— Entries shown —
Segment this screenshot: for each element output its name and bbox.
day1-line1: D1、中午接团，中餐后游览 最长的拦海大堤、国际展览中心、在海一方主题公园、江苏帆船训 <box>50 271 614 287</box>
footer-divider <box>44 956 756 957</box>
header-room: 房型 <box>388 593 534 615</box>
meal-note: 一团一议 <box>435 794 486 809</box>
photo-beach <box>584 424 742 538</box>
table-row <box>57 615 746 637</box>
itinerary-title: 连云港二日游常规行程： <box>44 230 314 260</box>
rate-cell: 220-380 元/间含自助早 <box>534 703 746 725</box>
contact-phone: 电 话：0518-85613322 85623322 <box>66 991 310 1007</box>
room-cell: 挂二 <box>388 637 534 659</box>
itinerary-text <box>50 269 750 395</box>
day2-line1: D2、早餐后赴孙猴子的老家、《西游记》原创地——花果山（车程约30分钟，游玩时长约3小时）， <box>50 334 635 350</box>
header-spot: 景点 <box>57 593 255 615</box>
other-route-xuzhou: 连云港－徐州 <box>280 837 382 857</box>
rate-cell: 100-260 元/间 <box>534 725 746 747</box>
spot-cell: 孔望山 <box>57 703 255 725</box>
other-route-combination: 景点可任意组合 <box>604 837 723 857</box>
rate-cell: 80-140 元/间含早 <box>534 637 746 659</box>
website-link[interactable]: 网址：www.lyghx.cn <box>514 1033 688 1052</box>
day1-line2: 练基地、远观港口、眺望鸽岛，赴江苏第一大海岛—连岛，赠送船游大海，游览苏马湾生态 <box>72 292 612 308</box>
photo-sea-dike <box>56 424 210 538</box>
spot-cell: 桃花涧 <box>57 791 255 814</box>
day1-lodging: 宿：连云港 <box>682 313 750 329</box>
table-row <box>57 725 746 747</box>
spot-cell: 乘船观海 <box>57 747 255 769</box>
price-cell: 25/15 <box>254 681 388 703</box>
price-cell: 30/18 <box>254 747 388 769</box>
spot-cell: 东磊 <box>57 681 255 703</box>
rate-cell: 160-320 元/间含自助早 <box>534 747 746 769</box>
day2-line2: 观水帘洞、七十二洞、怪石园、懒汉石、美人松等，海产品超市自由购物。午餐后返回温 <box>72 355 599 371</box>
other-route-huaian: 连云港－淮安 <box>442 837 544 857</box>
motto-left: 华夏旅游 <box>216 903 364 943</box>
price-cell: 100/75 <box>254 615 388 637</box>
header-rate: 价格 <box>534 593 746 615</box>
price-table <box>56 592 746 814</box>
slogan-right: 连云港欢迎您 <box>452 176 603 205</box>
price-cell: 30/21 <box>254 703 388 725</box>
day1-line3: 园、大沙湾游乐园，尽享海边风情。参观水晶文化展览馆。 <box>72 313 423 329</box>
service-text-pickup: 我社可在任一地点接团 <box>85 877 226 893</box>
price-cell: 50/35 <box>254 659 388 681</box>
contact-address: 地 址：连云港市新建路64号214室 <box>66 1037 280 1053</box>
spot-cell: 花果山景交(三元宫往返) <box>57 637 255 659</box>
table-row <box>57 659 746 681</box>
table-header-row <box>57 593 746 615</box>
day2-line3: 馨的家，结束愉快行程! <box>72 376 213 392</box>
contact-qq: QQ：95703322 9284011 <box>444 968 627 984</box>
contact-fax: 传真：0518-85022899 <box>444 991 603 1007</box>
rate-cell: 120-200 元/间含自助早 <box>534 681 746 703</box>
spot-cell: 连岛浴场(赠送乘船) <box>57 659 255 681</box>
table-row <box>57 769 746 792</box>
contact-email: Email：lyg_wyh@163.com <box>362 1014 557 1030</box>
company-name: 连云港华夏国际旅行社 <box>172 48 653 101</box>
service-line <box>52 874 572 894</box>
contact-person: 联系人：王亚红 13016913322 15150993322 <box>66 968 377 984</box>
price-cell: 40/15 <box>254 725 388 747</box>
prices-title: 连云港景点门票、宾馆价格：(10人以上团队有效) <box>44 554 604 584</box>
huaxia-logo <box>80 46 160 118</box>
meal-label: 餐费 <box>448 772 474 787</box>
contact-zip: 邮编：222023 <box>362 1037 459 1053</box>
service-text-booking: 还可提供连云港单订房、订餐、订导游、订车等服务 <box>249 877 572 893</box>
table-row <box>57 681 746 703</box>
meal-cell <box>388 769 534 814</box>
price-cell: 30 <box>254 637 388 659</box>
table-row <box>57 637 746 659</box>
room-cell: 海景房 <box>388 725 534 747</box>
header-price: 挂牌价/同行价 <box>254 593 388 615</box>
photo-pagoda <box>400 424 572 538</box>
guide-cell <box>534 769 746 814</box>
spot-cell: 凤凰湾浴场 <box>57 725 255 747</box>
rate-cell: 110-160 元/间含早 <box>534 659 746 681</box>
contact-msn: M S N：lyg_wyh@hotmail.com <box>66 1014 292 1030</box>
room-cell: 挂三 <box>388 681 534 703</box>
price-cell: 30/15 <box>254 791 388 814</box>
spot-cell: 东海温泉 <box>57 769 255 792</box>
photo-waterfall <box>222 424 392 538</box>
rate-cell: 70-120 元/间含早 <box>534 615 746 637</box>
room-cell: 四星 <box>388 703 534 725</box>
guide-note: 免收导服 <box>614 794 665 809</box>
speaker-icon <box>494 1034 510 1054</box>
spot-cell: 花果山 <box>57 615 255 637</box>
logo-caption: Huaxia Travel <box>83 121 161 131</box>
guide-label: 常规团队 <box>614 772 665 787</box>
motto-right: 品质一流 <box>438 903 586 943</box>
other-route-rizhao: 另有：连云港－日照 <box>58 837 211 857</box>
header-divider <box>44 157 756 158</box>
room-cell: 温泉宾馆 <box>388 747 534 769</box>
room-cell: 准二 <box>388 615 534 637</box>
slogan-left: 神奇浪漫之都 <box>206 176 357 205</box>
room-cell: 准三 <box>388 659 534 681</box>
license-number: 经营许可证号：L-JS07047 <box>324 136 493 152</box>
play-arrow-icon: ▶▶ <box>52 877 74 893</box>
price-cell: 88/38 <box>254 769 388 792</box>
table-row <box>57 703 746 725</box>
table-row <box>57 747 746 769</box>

— Requirement —
Copy out the entries unchanged, from the first line through the line containing "header-room: 房型 <box>388 593 534 615</box>", both included.

— Completed exercise —
Segment this screenshot: for each element output its name and bbox.
day1-line1: D1、中午接团，中餐后游览 最长的拦海大堤、国际展览中心、在海一方主题公园、江苏帆船训 <box>50 271 614 287</box>
footer-divider <box>44 956 756 957</box>
header-room: 房型 <box>388 593 534 615</box>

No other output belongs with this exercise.